▶ [SET TASK]
Return all lines that include the string "title".
___
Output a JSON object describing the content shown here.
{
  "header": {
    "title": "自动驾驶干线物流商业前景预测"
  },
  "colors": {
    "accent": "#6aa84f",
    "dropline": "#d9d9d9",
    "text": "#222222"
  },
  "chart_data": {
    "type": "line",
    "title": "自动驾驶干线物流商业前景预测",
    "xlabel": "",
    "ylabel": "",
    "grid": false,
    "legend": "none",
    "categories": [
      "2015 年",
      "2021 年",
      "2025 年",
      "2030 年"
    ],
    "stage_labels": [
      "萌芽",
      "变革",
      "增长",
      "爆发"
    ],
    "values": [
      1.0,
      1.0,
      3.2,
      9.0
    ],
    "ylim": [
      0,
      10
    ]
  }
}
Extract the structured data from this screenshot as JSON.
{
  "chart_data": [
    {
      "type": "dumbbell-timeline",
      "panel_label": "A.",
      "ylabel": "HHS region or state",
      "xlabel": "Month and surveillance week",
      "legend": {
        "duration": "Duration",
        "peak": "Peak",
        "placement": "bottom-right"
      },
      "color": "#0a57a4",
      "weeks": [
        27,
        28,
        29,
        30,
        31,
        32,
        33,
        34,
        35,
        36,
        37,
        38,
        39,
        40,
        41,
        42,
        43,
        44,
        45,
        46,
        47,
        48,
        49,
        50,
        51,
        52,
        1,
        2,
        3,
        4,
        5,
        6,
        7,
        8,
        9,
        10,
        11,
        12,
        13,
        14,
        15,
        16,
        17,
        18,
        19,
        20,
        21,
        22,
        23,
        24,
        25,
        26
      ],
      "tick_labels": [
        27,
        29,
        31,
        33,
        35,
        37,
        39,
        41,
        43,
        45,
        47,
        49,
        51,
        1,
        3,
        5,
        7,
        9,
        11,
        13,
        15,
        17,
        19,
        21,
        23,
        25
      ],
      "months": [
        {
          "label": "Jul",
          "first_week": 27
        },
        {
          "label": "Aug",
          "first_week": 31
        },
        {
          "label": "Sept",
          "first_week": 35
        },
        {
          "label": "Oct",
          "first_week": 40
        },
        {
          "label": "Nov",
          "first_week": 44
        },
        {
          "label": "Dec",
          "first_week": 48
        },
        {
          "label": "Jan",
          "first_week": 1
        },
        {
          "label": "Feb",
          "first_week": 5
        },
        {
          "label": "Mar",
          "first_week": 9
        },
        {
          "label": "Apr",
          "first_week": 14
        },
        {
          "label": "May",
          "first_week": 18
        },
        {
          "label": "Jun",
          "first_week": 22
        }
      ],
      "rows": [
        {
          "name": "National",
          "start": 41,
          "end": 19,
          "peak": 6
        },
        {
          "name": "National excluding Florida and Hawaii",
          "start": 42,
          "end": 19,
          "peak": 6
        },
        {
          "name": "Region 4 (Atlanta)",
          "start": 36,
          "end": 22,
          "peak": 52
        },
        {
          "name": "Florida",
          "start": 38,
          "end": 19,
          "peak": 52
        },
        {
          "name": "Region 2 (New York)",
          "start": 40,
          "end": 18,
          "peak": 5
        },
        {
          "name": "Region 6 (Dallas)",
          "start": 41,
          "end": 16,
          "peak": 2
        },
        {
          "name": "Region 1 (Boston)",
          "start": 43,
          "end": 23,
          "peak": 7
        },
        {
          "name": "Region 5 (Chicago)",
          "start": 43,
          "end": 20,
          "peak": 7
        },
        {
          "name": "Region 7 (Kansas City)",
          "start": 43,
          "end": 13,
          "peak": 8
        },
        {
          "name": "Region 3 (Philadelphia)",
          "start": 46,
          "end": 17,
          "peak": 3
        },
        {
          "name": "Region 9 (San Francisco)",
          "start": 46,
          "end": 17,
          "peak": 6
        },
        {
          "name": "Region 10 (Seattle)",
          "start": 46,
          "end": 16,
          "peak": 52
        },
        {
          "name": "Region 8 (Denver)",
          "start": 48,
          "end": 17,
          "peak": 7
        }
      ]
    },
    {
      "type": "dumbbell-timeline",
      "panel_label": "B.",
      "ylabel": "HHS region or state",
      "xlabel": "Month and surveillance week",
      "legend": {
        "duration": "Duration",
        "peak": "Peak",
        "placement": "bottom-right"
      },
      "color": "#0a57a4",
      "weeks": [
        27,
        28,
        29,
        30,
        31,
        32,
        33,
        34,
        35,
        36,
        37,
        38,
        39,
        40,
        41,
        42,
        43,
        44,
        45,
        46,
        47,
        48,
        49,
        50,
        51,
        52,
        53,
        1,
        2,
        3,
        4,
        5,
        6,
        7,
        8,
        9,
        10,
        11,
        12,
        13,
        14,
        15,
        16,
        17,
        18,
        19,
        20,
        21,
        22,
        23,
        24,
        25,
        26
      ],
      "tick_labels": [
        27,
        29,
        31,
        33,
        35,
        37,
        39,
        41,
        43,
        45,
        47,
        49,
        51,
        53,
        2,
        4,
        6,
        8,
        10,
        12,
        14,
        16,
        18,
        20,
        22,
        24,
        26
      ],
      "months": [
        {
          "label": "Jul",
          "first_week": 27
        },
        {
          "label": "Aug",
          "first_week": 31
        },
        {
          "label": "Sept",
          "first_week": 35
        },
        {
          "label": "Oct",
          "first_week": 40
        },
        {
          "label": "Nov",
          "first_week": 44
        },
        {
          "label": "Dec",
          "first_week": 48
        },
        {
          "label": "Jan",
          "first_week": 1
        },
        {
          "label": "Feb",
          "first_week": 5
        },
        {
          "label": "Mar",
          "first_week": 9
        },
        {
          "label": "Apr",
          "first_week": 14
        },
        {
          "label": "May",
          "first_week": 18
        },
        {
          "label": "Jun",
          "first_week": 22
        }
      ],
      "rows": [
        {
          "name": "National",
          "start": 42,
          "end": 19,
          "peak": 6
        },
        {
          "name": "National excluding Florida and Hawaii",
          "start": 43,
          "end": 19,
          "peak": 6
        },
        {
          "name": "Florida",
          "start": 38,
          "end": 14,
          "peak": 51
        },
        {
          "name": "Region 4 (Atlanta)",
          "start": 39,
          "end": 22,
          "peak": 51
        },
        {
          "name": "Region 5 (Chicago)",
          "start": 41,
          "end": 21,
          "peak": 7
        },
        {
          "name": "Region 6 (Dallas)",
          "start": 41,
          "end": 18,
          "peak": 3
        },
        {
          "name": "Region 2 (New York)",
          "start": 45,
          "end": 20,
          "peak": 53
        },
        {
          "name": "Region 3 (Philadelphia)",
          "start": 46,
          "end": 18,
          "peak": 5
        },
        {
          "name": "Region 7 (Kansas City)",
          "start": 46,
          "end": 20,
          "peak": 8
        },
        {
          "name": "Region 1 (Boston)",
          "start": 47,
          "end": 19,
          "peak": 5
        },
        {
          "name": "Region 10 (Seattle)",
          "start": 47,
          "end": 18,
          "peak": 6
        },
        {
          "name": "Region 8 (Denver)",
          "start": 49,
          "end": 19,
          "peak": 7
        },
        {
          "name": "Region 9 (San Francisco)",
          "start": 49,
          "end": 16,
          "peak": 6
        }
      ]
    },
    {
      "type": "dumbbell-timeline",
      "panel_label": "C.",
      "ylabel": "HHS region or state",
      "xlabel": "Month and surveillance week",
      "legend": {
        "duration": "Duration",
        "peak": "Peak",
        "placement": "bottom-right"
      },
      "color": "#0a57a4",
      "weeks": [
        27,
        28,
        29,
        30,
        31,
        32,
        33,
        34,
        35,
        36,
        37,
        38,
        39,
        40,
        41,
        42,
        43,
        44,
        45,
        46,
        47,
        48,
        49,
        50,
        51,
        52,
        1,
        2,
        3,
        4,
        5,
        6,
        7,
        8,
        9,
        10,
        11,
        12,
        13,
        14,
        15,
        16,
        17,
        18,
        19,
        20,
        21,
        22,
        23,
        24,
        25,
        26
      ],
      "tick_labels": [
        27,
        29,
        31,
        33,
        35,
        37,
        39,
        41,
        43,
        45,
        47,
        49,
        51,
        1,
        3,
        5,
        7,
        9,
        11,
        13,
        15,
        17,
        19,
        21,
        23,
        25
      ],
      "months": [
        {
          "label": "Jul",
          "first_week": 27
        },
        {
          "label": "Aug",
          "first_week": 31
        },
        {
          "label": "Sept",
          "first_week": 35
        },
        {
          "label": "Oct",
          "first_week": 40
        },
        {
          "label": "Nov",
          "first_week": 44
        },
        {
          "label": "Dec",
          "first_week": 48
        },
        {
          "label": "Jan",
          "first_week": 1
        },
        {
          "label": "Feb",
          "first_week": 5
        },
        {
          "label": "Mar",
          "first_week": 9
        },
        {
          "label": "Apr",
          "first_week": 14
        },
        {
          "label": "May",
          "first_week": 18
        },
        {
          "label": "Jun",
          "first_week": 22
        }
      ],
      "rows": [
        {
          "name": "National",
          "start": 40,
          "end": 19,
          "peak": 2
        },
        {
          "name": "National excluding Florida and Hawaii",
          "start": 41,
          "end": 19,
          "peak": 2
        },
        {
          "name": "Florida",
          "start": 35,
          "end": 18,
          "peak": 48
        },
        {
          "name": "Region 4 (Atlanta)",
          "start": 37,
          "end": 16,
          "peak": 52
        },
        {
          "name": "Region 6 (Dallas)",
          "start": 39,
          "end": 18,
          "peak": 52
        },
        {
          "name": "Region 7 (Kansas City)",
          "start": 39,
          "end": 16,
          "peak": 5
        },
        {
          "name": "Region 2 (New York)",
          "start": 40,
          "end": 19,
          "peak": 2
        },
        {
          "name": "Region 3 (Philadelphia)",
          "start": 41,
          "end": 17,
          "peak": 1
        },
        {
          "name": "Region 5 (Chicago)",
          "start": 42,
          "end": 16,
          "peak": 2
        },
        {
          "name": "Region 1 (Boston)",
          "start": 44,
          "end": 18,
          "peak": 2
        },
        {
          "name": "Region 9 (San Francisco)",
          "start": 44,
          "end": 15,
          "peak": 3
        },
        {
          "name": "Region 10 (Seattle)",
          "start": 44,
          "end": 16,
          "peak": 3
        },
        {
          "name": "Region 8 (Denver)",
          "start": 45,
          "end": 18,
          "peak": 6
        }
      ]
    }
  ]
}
___
▶ [ANSWER TO THE EXERCISE]
    "title": "自动驾驶干线物流商业前景预测"
    "title": "自动驾驶干线物流商业前景预测",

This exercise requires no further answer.